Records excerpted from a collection

------------------------------------------------

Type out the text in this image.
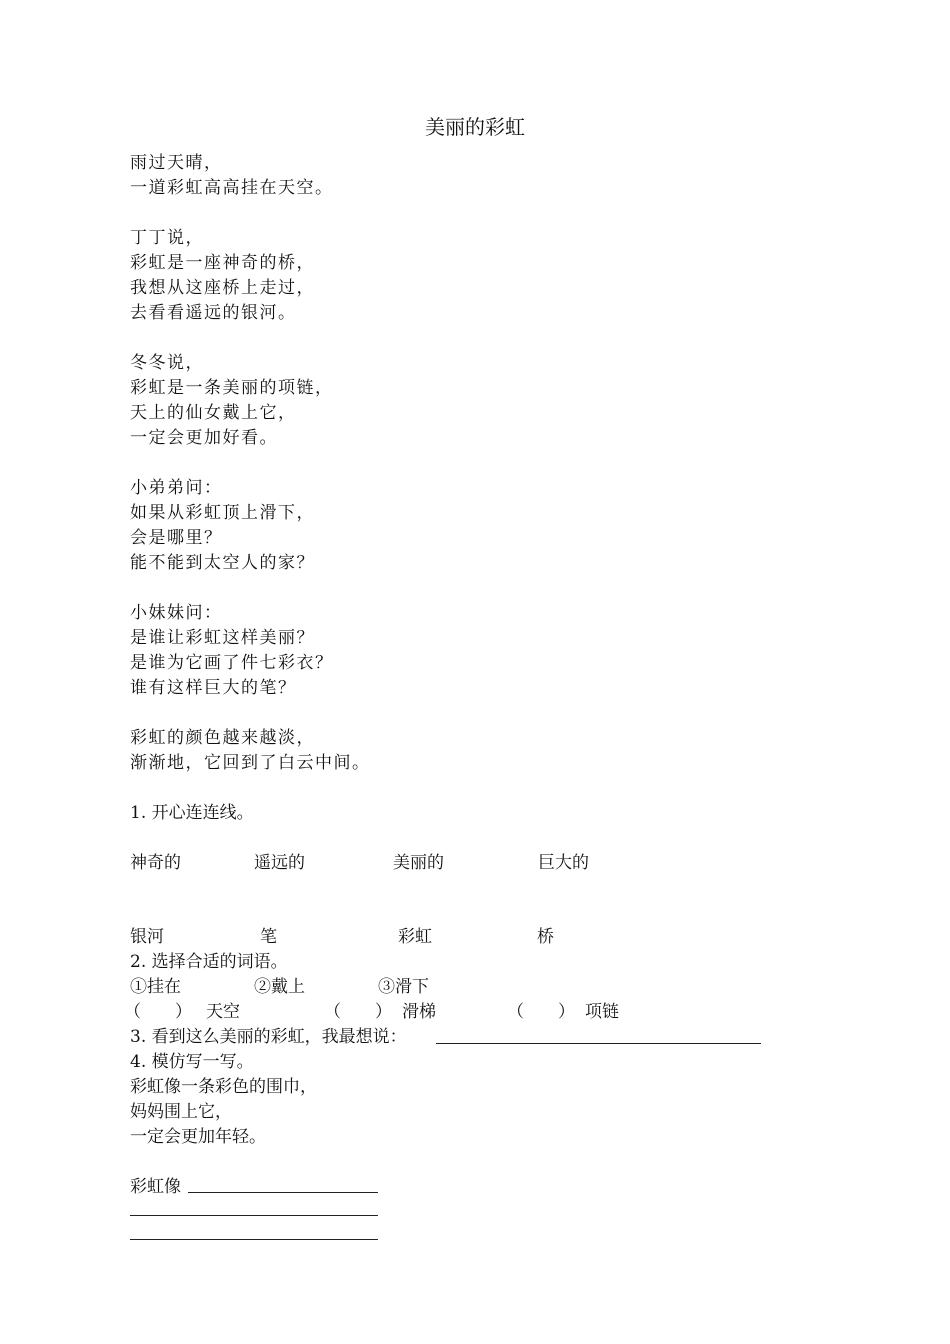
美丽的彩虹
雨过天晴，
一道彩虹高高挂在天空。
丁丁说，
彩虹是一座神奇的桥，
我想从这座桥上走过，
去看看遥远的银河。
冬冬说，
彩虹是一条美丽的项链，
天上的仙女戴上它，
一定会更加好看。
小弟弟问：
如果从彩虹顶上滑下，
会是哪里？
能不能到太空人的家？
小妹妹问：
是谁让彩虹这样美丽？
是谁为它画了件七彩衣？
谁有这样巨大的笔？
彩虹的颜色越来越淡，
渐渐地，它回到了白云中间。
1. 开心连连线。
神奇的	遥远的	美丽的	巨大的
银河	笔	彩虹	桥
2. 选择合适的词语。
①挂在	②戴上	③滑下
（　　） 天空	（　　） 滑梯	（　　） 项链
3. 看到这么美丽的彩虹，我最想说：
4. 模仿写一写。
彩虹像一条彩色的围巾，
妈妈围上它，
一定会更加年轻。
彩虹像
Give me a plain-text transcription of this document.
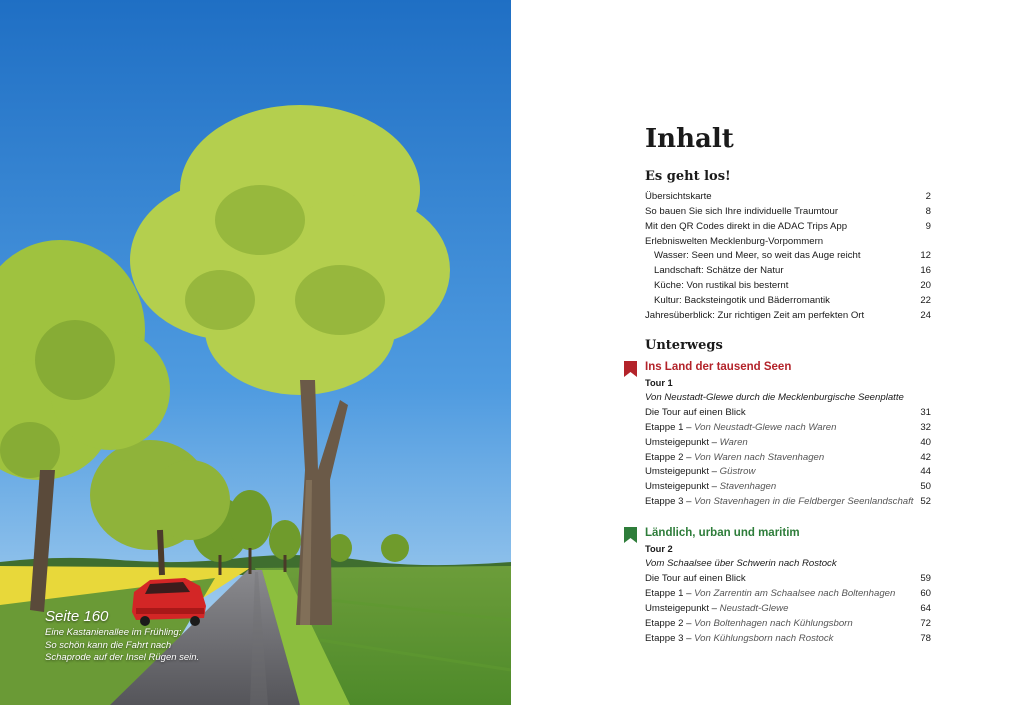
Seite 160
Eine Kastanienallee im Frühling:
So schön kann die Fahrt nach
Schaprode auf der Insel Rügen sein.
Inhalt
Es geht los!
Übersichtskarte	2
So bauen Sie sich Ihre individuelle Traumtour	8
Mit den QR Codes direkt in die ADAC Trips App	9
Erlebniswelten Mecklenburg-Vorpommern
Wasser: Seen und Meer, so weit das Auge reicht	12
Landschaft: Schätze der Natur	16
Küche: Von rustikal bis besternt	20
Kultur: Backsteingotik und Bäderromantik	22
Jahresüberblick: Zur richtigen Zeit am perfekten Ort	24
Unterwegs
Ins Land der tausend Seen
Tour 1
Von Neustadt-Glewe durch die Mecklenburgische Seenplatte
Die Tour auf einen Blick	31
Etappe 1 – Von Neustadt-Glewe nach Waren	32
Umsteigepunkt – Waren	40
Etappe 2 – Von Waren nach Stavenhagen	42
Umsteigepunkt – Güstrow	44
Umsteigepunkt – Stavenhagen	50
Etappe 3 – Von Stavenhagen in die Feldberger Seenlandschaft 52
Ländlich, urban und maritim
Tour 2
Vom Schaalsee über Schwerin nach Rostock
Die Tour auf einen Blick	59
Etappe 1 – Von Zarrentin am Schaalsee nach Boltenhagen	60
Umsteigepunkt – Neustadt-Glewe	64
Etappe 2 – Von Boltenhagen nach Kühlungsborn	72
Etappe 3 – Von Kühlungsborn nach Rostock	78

------------------------------------------------

→ **Given instruction**
Return the listing above in full and without alteration, excluding its pictures.

→ **Final result**
Type out the text in this image.
美丽的彩虹
雨过天晴，
一道彩虹高高挂在天空。
丁丁说，
彩虹是一座神奇的桥，
我想从这座桥上走过，
去看看遥远的银河。
冬冬说，
彩虹是一条美丽的项链，
天上的仙女戴上它，
一定会更加好看。
小弟弟问：
如果从彩虹顶上滑下，
会是哪里？
能不能到太空人的家？
小妹妹问：
是谁让彩虹这样美丽？
是谁为它画了件七彩衣？
谁有这样巨大的笔？
彩虹的颜色越来越淡，
渐渐地，它回到了白云中间。
1. 开心连连线。
神奇的	遥远的	美丽的	巨大的
银河	笔	彩虹	桥
2. 选择合适的词语。
①挂在	②戴上	③滑下
（　　） 天空	（　　） 滑梯	（　　） 项链
3. 看到这么美丽的彩虹，我最想说：
4. 模仿写一写。
彩虹像一条彩色的围巾，
妈妈围上它，
一定会更加年轻。
彩虹像
Give me a plain-text transcription of this document.
Seite 160
Eine Kastanienallee im Frühling:
So schön kann die Fahrt nach
Schaprode auf der Insel Rügen sein.
Inhalt
Es geht los!
Übersichtskarte	2
So bauen Sie sich Ihre individuelle Traumtour	8
Mit den QR Codes direkt in die ADAC Trips App	9
Erlebniswelten Mecklenburg-Vorpommern
Wasser: Seen und Meer, so weit das Auge reicht	12
Landschaft: Schätze der Natur	16
Küche: Von rustikal bis besternt	20
Kultur: Backsteingotik und Bäderromantik	22
Jahresüberblick: Zur richtigen Zeit am perfekten Ort	24
Unterwegs
Ins Land der tausend Seen
Tour 1
Von Neustadt-Glewe durch die Mecklenburgische Seenplatte
Die Tour auf einen Blick	31
Etappe 1 – Von Neustadt-Glewe nach Waren	32
Umsteigepunkt – Waren	40
Etappe 2 – Von Waren nach Stavenhagen	42
Umsteigepunkt – Güstrow	44
Umsteigepunkt – Stavenhagen	50
Etappe 3 – Von Stavenhagen in die Feldberger Seenlandschaft 52
Ländlich, urban und maritim
Tour 2
Vom Schaalsee über Schwerin nach Rostock
Die Tour auf einen Blick	59
Etappe 1 – Von Zarrentin am Schaalsee nach Boltenhagen	60
Umsteigepunkt – Neustadt-Glewe	64
Etappe 2 – Von Boltenhagen nach Kühlungsborn	72
Etappe 3 – Von Kühlungsborn nach Rostock	78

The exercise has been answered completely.